→ EXERCISE AIM: Could you write out the records below exactly as they appear, leaving out any pictures?

**** DATA IN THIS EXERCISE ****

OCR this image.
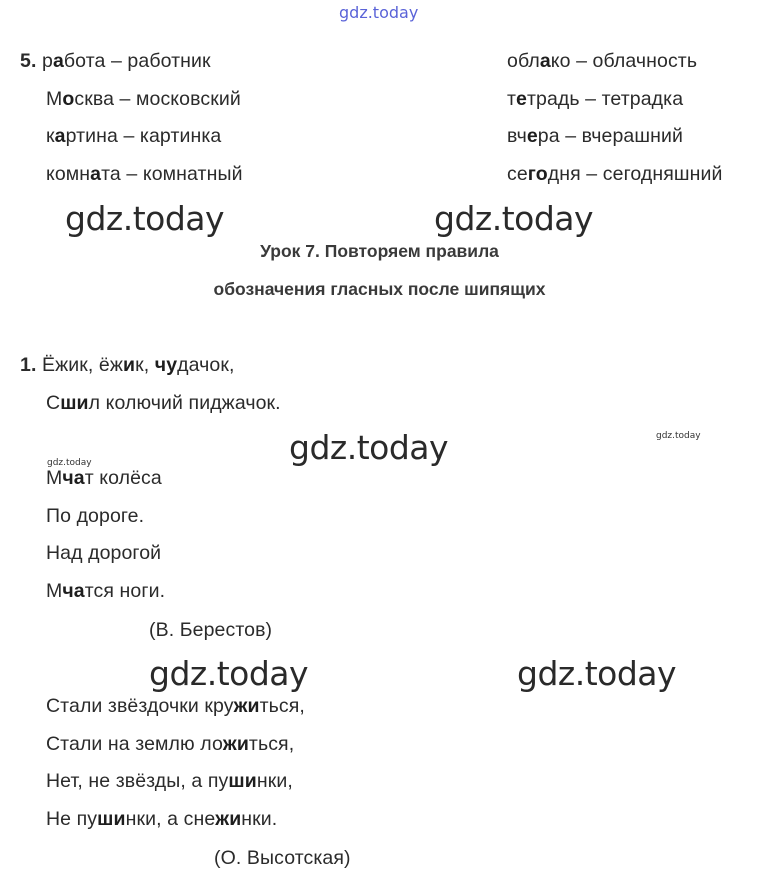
gdz.today
5. работа – работник
Москва – московский
картина – картинка
комната – комнатный
облако – облачность
тетрадь – тетрадка
вчера – вчерашний
сегодня – сегодняшний
gdz.today	gdz.today
Урок 7. Повторяем правила
обозначения гласных после шипящих
1. Ёжик, ёжик, чудачок,
Сшил колючий пиджачок.
gdz.today	gdz.today
gdz.today
Мчат колёса
По дороге.
Над дорогой
Мчатся ноги.
(В. Берестов)
gdz.today	gdz.today
Стали звёздочки кружиться,
Стали на землю ложиться,
Нет, не звёзды, а пушинки,
Не пушинки, а снежинки.
(О. Высотская)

****

→ THE SOLUTION:
OCR this image.
gdz.today
5. работа – работник
Москва – московский
картина – картинка
комната – комнатный
облако – облачность
тетрадь – тетрадка
вчера – вчерашний
сегодня – сегодняшний
gdz.today	gdz.today
Урок 7. Повторяем правила
обозначения гласных после шипящих
1. Ёжик, ёжик, чудачок,
Сшил колючий пиджачок.
gdz.today	gdz.today
gdz.today
Мчат колёса
По дороге.
Над дорогой
Мчатся ноги.
(В. Берестов)
gdz.today	gdz.today
Стали звёздочки кружиться,
Стали на землю ложиться,
Нет, не звёзды, а пушинки,
Не пушинки, а снежинки.
(О. Высотская)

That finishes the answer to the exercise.